• THE EXERCISE:
In the listing below, identify each line with the word "downloads" and return those lines.

(Part of a data file)
◇ ◇ ◇ ◇

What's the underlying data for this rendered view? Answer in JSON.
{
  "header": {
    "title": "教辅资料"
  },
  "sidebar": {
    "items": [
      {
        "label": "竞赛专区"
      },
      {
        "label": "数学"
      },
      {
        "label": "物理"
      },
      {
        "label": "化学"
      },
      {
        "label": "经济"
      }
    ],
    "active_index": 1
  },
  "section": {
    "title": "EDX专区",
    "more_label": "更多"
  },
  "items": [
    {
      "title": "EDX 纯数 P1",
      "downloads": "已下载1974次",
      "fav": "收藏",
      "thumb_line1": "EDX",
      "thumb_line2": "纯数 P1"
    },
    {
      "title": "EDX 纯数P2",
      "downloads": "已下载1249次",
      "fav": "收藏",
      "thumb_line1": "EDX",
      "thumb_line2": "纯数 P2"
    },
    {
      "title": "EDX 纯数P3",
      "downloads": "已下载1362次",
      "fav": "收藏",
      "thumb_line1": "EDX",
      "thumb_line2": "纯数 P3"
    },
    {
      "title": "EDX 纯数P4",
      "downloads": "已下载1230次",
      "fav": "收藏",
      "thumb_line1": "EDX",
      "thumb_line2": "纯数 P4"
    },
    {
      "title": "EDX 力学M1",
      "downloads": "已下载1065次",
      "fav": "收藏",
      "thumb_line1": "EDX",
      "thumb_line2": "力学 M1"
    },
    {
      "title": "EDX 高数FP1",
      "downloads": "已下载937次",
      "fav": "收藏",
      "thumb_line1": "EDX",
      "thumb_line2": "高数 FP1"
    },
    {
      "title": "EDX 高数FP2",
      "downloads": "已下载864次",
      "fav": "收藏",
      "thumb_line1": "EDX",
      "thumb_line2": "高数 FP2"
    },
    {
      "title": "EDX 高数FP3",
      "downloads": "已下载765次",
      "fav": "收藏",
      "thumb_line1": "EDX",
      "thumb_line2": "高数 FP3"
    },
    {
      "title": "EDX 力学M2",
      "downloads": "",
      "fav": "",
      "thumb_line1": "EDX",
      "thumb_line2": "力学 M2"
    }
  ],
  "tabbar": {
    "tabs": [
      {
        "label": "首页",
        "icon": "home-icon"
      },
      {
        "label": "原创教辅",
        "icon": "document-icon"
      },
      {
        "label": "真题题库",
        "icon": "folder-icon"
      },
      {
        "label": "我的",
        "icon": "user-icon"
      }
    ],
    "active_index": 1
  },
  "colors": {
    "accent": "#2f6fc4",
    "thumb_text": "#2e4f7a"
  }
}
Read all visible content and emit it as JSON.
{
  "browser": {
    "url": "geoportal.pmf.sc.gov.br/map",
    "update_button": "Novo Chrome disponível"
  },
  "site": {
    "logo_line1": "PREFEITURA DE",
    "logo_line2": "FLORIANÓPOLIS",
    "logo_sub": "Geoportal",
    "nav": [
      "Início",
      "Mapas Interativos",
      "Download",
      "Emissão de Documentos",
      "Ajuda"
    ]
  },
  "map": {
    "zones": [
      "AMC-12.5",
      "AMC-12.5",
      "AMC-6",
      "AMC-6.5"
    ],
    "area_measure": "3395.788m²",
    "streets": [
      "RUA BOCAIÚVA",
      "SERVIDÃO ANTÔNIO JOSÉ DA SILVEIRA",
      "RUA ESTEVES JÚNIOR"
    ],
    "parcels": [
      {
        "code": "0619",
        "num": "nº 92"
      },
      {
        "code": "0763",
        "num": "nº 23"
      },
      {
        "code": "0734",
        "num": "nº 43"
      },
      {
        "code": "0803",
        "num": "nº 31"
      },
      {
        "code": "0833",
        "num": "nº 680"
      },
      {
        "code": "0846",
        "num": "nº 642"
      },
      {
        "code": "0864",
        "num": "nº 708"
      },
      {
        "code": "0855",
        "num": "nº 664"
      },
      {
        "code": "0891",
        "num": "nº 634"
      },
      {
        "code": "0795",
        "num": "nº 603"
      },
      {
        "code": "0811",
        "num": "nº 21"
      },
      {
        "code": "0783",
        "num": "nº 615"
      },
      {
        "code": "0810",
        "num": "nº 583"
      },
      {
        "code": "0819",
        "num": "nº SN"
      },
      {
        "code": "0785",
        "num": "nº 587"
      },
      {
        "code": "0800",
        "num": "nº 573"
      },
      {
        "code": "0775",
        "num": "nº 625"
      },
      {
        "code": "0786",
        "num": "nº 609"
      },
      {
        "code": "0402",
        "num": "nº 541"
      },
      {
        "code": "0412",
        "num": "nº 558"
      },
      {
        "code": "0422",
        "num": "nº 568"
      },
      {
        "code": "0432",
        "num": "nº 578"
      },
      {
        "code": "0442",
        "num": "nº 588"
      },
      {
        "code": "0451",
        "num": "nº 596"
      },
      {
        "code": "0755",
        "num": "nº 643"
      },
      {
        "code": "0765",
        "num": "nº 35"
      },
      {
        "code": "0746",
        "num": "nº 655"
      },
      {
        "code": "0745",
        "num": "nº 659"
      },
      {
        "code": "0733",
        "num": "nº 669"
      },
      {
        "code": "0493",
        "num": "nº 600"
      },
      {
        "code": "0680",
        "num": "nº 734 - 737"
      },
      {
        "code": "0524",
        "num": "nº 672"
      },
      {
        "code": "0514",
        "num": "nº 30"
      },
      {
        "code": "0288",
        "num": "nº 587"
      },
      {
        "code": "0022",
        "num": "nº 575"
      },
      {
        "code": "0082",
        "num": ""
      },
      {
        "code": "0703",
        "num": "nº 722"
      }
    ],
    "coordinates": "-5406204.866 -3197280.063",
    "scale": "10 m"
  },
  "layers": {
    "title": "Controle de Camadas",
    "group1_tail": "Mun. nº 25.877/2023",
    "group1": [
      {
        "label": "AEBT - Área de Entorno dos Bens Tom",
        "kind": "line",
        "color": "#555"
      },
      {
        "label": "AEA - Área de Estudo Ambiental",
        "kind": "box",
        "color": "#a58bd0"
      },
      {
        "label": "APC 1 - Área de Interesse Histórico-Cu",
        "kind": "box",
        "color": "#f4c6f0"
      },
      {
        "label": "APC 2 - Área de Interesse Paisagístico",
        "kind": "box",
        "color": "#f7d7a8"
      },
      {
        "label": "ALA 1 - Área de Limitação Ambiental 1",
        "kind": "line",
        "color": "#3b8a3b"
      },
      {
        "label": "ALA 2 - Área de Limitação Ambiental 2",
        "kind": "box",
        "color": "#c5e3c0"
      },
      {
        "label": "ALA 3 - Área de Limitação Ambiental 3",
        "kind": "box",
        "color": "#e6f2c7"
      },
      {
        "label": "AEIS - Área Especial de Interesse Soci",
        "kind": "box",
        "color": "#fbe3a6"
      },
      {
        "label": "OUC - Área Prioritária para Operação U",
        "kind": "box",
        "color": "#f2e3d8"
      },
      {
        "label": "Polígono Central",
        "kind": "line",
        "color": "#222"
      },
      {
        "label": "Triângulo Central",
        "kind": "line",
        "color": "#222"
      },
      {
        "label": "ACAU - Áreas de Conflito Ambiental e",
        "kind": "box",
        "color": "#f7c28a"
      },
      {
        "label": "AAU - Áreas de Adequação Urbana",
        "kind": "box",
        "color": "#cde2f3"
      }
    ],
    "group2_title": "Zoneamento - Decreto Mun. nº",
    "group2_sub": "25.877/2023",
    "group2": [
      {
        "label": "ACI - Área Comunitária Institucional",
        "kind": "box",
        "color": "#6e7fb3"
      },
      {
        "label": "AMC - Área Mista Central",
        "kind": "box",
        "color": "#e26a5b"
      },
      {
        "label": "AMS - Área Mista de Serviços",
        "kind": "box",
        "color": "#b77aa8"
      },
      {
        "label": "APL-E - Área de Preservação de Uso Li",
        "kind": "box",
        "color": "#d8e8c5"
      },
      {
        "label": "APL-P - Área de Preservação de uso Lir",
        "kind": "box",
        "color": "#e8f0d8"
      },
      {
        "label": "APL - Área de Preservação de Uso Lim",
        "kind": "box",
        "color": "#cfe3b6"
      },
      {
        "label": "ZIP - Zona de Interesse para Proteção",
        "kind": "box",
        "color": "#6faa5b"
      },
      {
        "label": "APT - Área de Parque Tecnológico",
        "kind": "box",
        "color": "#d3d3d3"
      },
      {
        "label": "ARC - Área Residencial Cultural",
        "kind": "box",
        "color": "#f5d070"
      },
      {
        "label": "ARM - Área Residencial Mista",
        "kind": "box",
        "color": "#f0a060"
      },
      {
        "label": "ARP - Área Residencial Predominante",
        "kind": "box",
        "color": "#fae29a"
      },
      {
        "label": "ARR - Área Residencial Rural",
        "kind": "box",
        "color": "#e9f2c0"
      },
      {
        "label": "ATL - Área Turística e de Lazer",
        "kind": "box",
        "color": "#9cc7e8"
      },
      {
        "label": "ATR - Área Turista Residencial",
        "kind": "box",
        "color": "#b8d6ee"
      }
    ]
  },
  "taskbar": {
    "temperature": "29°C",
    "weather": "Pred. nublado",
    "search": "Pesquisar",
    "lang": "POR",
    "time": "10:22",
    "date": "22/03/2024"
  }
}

◇ ◇ ◇ ◇

• CORRECT RESPONSE:
      "downloads": "已下载1974次",
      "downloads": "已下载1249次",
      "downloads": "已下载1362次",
      "downloads": "已下载1230次",
      "downloads": "已下载1065次",
      "downloads": "已下载937次",
      "downloads": "已下载864次",
      "downloads": "已下载765次",
      "downloads": "",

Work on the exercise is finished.